>> START Data for this task

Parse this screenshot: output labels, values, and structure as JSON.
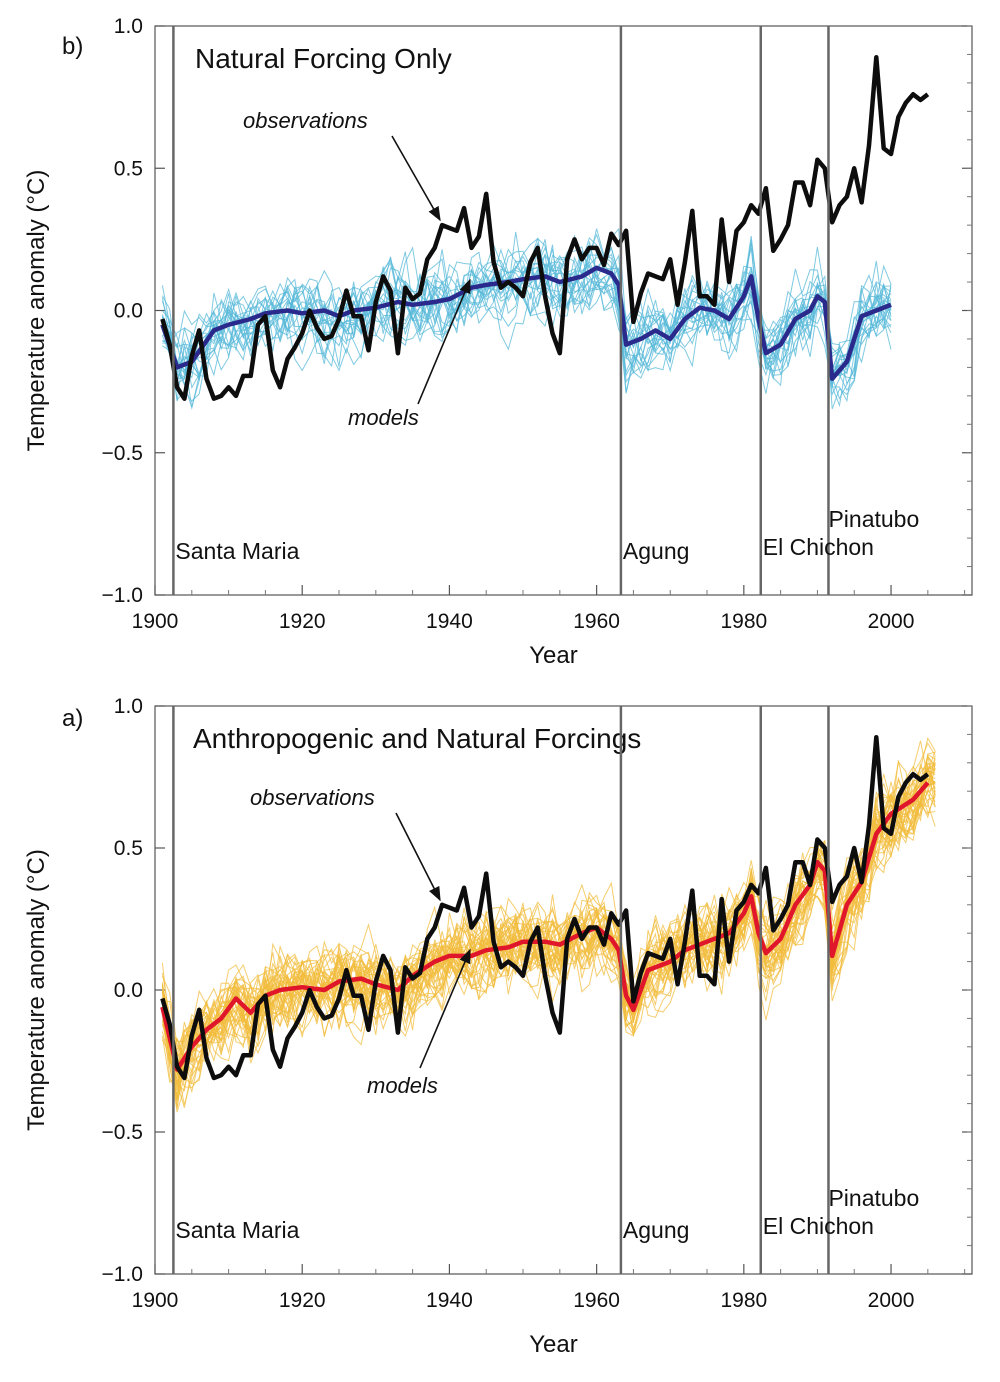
{
  "chart_data": [
    {
      "type": "line",
      "panel_label": "b)",
      "title": "Natural Forcing Only",
      "xlabel": "Year",
      "ylabel": "Temperature anomaly (°C)",
      "xlim": [
        1900,
        2011
      ],
      "ylim": [
        -1.0,
        1.0
      ],
      "xticks": [
        "1900",
        "1920",
        "1940",
        "1960",
        "1980",
        "2000"
      ],
      "yticks": [
        "−1.0",
        "−0.5",
        "0.0",
        "0.5",
        "1.0"
      ],
      "grid": false,
      "annotations": {
        "observations": "observations",
        "models": "models"
      },
      "volcanoes": [
        {
          "name": "Santa Maria",
          "year": 1902.5
        },
        {
          "name": "Agung",
          "year": 1963.3
        },
        {
          "name": "El Chichon",
          "year": 1982.3
        },
        {
          "name": "Pinatubo",
          "year": 1991.5
        }
      ],
      "colors": {
        "observations": "#0d0d0d",
        "model_mean": "#2a2a8c",
        "model_runs": "#56b8d8"
      },
      "observations": {
        "x": [
          1901,
          1902,
          1903,
          1904,
          1905,
          1906,
          1907,
          1908,
          1909,
          1910,
          1911,
          1912,
          1913,
          1914,
          1915,
          1916,
          1917,
          1918,
          1919,
          1920,
          1921,
          1922,
          1923,
          1924,
          1925,
          1926,
          1927,
          1928,
          1929,
          1930,
          1931,
          1932,
          1933,
          1934,
          1935,
          1936,
          1937,
          1938,
          1939,
          1940,
          1941,
          1942,
          1943,
          1944,
          1945,
          1946,
          1947,
          1948,
          1949,
          1950,
          1951,
          1952,
          1953,
          1954,
          1955,
          1956,
          1957,
          1958,
          1959,
          1960,
          1961,
          1962,
          1963,
          1964,
          1965,
          1966,
          1967,
          1968,
          1969,
          1970,
          1971,
          1972,
          1973,
          1974,
          1975,
          1976,
          1977,
          1978,
          1979,
          1980,
          1981,
          1982,
          1983,
          1984,
          1985,
          1986,
          1987,
          1988,
          1989,
          1990,
          1991,
          1992,
          1993,
          1994,
          1995,
          1996,
          1997,
          1998,
          1999,
          2000,
          2001,
          2002,
          2003,
          2004,
          2005
        ],
        "y": [
          -0.03,
          -0.12,
          -0.27,
          -0.31,
          -0.16,
          -0.07,
          -0.24,
          -0.31,
          -0.3,
          -0.27,
          -0.3,
          -0.23,
          -0.23,
          -0.05,
          -0.02,
          -0.21,
          -0.27,
          -0.17,
          -0.13,
          -0.08,
          0.0,
          -0.06,
          -0.1,
          -0.09,
          -0.03,
          0.07,
          -0.02,
          -0.02,
          -0.14,
          0.03,
          0.12,
          0.07,
          -0.15,
          0.08,
          0.04,
          0.06,
          0.18,
          0.22,
          0.3,
          0.29,
          0.28,
          0.36,
          0.22,
          0.26,
          0.41,
          0.17,
          0.08,
          0.1,
          0.08,
          0.05,
          0.17,
          0.22,
          0.05,
          -0.08,
          -0.15,
          0.18,
          0.25,
          0.18,
          0.22,
          0.22,
          0.16,
          0.27,
          0.23,
          0.28,
          -0.04,
          0.06,
          0.13,
          0.12,
          0.11,
          0.18,
          0.02,
          0.17,
          0.35,
          0.05,
          0.05,
          0.02,
          0.32,
          0.1,
          0.28,
          0.31,
          0.37,
          0.34,
          0.43,
          0.21,
          0.25,
          0.3,
          0.45,
          0.45,
          0.37,
          0.53,
          0.5,
          0.31,
          0.37,
          0.4,
          0.5,
          0.38,
          0.58,
          0.89,
          0.57,
          0.55,
          0.68,
          0.73,
          0.76,
          0.74,
          0.76
        ]
      },
      "model_mean": {
        "x": [
          1901,
          1903,
          1905,
          1908,
          1910,
          1913,
          1915,
          1918,
          1920,
          1923,
          1925,
          1927,
          1930,
          1933,
          1935,
          1938,
          1940,
          1943,
          1945,
          1948,
          1950,
          1953,
          1955,
          1958,
          1960,
          1962,
          1963,
          1964,
          1966,
          1968,
          1970,
          1972,
          1974,
          1976,
          1978,
          1980,
          1981,
          1982,
          1983,
          1985,
          1987,
          1989,
          1990,
          1991,
          1992,
          1994,
          1996,
          1998,
          2000
        ],
        "y": [
          -0.05,
          -0.2,
          -0.18,
          -0.07,
          -0.05,
          -0.03,
          -0.01,
          0.0,
          -0.01,
          0.0,
          -0.02,
          0.0,
          0.01,
          0.03,
          0.02,
          0.03,
          0.04,
          0.08,
          0.09,
          0.1,
          0.11,
          0.12,
          0.1,
          0.12,
          0.15,
          0.13,
          0.09,
          -0.12,
          -0.1,
          -0.07,
          -0.1,
          -0.03,
          0.01,
          0.0,
          -0.03,
          0.05,
          0.12,
          -0.03,
          -0.15,
          -0.12,
          -0.03,
          0.0,
          0.05,
          0.03,
          -0.24,
          -0.18,
          -0.02,
          0.0,
          0.02
        ]
      }
    },
    {
      "type": "line",
      "panel_label": "a)",
      "title": "Anthropogenic and Natural Forcings",
      "xlabel": "Year",
      "ylabel": "Temperature anomaly (°C)",
      "xlim": [
        1900,
        2011
      ],
      "ylim": [
        -1.0,
        1.0
      ],
      "xticks": [
        "1900",
        "1920",
        "1940",
        "1960",
        "1980",
        "2000"
      ],
      "yticks": [
        "−1.0",
        "−0.5",
        "0.0",
        "0.5",
        "1.0"
      ],
      "grid": false,
      "annotations": {
        "observations": "observations",
        "models": "models"
      },
      "volcanoes": [
        {
          "name": "Santa Maria",
          "year": 1902.5
        },
        {
          "name": "Agung",
          "year": 1963.3
        },
        {
          "name": "El Chichon",
          "year": 1982.3
        },
        {
          "name": "Pinatubo",
          "year": 1991.5
        }
      ],
      "colors": {
        "observations": "#0d0d0d",
        "model_mean": "#e0172a",
        "model_runs": "#f2bc3c"
      },
      "observations": {
        "x": [
          1901,
          1902,
          1903,
          1904,
          1905,
          1906,
          1907,
          1908,
          1909,
          1910,
          1911,
          1912,
          1913,
          1914,
          1915,
          1916,
          1917,
          1918,
          1919,
          1920,
          1921,
          1922,
          1923,
          1924,
          1925,
          1926,
          1927,
          1928,
          1929,
          1930,
          1931,
          1932,
          1933,
          1934,
          1935,
          1936,
          1937,
          1938,
          1939,
          1940,
          1941,
          1942,
          1943,
          1944,
          1945,
          1946,
          1947,
          1948,
          1949,
          1950,
          1951,
          1952,
          1953,
          1954,
          1955,
          1956,
          1957,
          1958,
          1959,
          1960,
          1961,
          1962,
          1963,
          1964,
          1965,
          1966,
          1967,
          1968,
          1969,
          1970,
          1971,
          1972,
          1973,
          1974,
          1975,
          1976,
          1977,
          1978,
          1979,
          1980,
          1981,
          1982,
          1983,
          1984,
          1985,
          1986,
          1987,
          1988,
          1989,
          1990,
          1991,
          1992,
          1993,
          1994,
          1995,
          1996,
          1997,
          1998,
          1999,
          2000,
          2001,
          2002,
          2003,
          2004,
          2005
        ],
        "y": [
          -0.03,
          -0.12,
          -0.27,
          -0.31,
          -0.16,
          -0.07,
          -0.24,
          -0.31,
          -0.3,
          -0.27,
          -0.3,
          -0.23,
          -0.23,
          -0.05,
          -0.02,
          -0.21,
          -0.27,
          -0.17,
          -0.13,
          -0.08,
          0.0,
          -0.06,
          -0.1,
          -0.09,
          -0.03,
          0.07,
          -0.02,
          -0.02,
          -0.14,
          0.03,
          0.12,
          0.07,
          -0.15,
          0.08,
          0.04,
          0.06,
          0.18,
          0.22,
          0.3,
          0.29,
          0.28,
          0.36,
          0.22,
          0.26,
          0.41,
          0.17,
          0.08,
          0.1,
          0.08,
          0.05,
          0.17,
          0.22,
          0.05,
          -0.08,
          -0.15,
          0.18,
          0.25,
          0.18,
          0.22,
          0.22,
          0.16,
          0.27,
          0.23,
          0.28,
          -0.04,
          0.06,
          0.13,
          0.12,
          0.11,
          0.18,
          0.02,
          0.17,
          0.35,
          0.05,
          0.05,
          0.02,
          0.32,
          0.1,
          0.28,
          0.31,
          0.37,
          0.34,
          0.43,
          0.21,
          0.25,
          0.3,
          0.45,
          0.45,
          0.37,
          0.53,
          0.5,
          0.31,
          0.37,
          0.4,
          0.5,
          0.38,
          0.58,
          0.89,
          0.57,
          0.55,
          0.68,
          0.73,
          0.76,
          0.74,
          0.76
        ]
      },
      "model_mean": {
        "x": [
          1901,
          1903,
          1905,
          1907,
          1909,
          1911,
          1913,
          1915,
          1917,
          1920,
          1923,
          1925,
          1928,
          1930,
          1933,
          1935,
          1938,
          1940,
          1943,
          1945,
          1948,
          1950,
          1953,
          1955,
          1958,
          1960,
          1962,
          1963,
          1964,
          1965,
          1967,
          1970,
          1972,
          1975,
          1978,
          1980,
          1981,
          1982,
          1983,
          1985,
          1987,
          1989,
          1990,
          1991,
          1992,
          1994,
          1996,
          1998,
          2000,
          2003,
          2005
        ],
        "y": [
          -0.06,
          -0.28,
          -0.2,
          -0.14,
          -0.1,
          -0.03,
          -0.08,
          -0.02,
          0.0,
          0.01,
          0.0,
          0.03,
          0.04,
          0.02,
          0.0,
          0.05,
          0.1,
          0.12,
          0.12,
          0.14,
          0.15,
          0.17,
          0.17,
          0.16,
          0.2,
          0.22,
          0.18,
          0.14,
          -0.02,
          -0.07,
          0.07,
          0.1,
          0.14,
          0.17,
          0.2,
          0.27,
          0.33,
          0.2,
          0.13,
          0.18,
          0.3,
          0.37,
          0.45,
          0.42,
          0.12,
          0.3,
          0.38,
          0.55,
          0.62,
          0.67,
          0.73
        ]
      }
    }
  ]
}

>> END Data for this task

Copy all lines from the data that hold the word "Natural".

      "title": "Natural Forcing Only",
      "title": "Anthropogenic and Natural Forcings",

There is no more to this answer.